Collected data
★ ★ ★ ★

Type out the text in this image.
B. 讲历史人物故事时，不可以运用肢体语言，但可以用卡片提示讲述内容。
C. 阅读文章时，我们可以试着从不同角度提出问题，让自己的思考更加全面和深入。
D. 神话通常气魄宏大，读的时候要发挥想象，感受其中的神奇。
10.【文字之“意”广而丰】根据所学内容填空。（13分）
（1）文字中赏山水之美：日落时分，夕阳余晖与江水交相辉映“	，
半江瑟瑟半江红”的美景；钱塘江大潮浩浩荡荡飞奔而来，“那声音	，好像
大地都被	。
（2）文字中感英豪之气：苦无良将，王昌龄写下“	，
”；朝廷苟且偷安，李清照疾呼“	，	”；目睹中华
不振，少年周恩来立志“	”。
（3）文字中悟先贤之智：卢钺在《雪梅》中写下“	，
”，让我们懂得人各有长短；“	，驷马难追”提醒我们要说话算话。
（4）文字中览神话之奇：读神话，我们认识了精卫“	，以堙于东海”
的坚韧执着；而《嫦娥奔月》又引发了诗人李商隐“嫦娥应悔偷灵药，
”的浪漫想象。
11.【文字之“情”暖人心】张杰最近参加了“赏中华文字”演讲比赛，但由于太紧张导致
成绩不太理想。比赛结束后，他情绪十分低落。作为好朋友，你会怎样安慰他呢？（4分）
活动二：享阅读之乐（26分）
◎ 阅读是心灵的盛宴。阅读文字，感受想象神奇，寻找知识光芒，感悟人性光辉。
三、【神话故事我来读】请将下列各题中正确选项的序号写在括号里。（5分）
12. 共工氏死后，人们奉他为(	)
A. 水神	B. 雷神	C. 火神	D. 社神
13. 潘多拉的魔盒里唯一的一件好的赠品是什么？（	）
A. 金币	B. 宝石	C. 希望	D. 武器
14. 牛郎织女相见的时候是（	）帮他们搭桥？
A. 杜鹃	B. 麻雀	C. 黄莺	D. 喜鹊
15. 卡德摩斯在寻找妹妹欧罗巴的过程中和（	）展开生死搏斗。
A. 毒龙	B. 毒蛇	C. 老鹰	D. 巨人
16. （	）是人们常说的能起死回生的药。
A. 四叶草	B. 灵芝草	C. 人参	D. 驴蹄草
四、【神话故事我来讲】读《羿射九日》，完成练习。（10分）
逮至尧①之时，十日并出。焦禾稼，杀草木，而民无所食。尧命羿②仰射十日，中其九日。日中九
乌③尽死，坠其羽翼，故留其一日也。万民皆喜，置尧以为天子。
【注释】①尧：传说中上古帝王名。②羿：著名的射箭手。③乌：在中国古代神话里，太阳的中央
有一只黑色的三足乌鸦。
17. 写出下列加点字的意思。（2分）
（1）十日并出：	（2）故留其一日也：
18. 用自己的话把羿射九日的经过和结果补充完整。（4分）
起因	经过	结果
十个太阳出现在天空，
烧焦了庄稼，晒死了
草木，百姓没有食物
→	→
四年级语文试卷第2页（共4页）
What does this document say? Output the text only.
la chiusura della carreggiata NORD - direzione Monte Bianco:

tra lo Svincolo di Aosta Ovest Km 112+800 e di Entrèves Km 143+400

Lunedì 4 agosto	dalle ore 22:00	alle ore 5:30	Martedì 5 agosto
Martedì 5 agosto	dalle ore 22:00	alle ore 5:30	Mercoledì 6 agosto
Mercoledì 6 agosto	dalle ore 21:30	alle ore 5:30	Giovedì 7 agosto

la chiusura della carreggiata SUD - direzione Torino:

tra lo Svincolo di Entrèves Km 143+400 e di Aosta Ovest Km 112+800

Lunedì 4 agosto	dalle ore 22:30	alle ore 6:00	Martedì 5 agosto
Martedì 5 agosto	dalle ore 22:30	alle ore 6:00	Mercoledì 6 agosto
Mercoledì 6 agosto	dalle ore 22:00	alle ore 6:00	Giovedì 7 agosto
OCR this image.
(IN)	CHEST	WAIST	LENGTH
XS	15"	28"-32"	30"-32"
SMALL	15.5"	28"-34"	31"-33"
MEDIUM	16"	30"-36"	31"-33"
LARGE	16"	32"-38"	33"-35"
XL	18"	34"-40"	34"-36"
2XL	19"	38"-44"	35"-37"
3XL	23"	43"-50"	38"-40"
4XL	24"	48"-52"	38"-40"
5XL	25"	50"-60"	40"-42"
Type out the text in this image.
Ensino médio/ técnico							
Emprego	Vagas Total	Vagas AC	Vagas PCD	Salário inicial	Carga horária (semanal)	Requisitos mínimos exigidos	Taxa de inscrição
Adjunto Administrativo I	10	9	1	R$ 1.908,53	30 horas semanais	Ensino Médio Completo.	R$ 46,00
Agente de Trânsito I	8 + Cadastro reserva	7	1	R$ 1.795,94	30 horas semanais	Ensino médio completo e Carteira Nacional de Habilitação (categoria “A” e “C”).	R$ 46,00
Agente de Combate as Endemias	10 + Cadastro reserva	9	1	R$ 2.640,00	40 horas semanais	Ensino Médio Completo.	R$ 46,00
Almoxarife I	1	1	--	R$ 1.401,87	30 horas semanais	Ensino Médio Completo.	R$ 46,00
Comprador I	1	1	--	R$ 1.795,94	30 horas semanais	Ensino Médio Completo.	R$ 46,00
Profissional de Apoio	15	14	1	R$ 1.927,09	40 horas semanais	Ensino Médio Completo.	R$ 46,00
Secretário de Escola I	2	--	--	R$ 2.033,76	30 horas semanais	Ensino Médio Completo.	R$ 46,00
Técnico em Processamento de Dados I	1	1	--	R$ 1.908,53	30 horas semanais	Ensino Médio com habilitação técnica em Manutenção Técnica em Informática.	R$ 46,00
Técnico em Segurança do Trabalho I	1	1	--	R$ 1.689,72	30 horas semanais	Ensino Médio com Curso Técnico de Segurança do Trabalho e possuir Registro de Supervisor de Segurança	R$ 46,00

★ ★ ★ ★

GOAL. Look for lines containing the string "reserva" and copy them all.

TASK RESPONSE.
Agente de Trânsito I	8 + Cadastro reserva	7	1	R$ 1.795,94	30 horas semanais	Ensino médio completo e Carteira Nacional de Habilitação (categoria “A” e “C”).	R$ 46,00
Agente de Combate as Endemias	10 + Cadastro reserva	9	1	R$ 2.640,00	40 horas semanais	Ensino Médio Completo.	R$ 46,00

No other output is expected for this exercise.